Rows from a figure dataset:
==============================
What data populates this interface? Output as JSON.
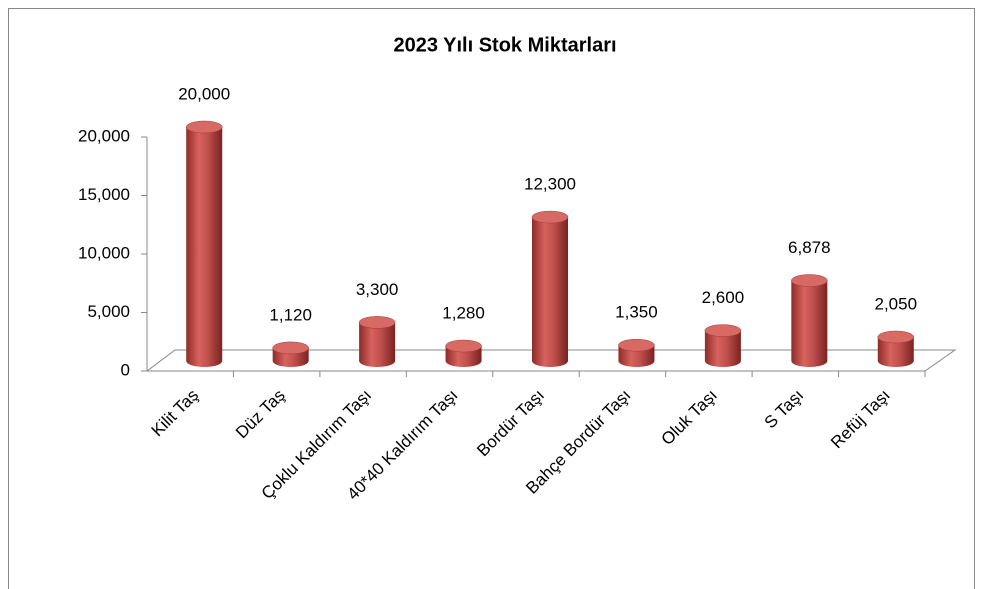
{
  "chart_data": {
    "type": "bar",
    "title": "2023 Yılı Stok Miktarları",
    "categories": [
      "Kilit Taş",
      "Düz Taş",
      "Çoklu Kaldırım Taşı",
      "40*40 Kaldırım Taşı",
      "Bordür Taşı",
      "Bahçe Bordür Taşı",
      "Oluk Taşı",
      "S Taşı",
      "Refüj Taşı"
    ],
    "values": [
      20000,
      1120,
      3300,
      1280,
      12300,
      1350,
      2600,
      6878,
      2050
    ],
    "value_labels": [
      "20,000",
      "1,120",
      "3,300",
      "1,280",
      "12,300",
      "1,350",
      "2,600",
      "6,878",
      "2,050"
    ],
    "color": "#c0504d",
    "ylim": [
      0,
      20000
    ],
    "yticks": [
      {
        "value": 0,
        "label": "0"
      },
      {
        "value": 5000,
        "label": "5,000"
      },
      {
        "value": 10000,
        "label": "10,000"
      },
      {
        "value": 15000,
        "label": "15,000"
      },
      {
        "value": 20000,
        "label": "20,000"
      }
    ]
  }
}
==============================
WHAT TO PRODUCE: Copy the material exactly. Do not include the pictures.

SOLUTION FOR THIS EXERCISE:
What data populates this interface? Output as JSON.
{
  "chart_data": {
    "type": "bar",
    "title": "2023 Yılı Stok Miktarları",
    "categories": [
      "Kilit Taş",
      "Düz Taş",
      "Çoklu Kaldırım Taşı",
      "40*40 Kaldırım Taşı",
      "Bordür Taşı",
      "Bahçe Bordür Taşı",
      "Oluk Taşı",
      "S Taşı",
      "Refüj Taşı"
    ],
    "values": [
      20000,
      1120,
      3300,
      1280,
      12300,
      1350,
      2600,
      6878,
      2050
    ],
    "value_labels": [
      "20,000",
      "1,120",
      "3,300",
      "1,280",
      "12,300",
      "1,350",
      "2,600",
      "6,878",
      "2,050"
    ],
    "color": "#c0504d",
    "ylim": [
      0,
      20000
    ],
    "yticks": [
      {
        "value": 0,
        "label": "0"
      },
      {
        "value": 5000,
        "label": "5,000"
      },
      {
        "value": 10000,
        "label": "10,000"
      },
      {
        "value": 15000,
        "label": "15,000"
      },
      {
        "value": 20000,
        "label": "20,000"
      }
    ]
  }
}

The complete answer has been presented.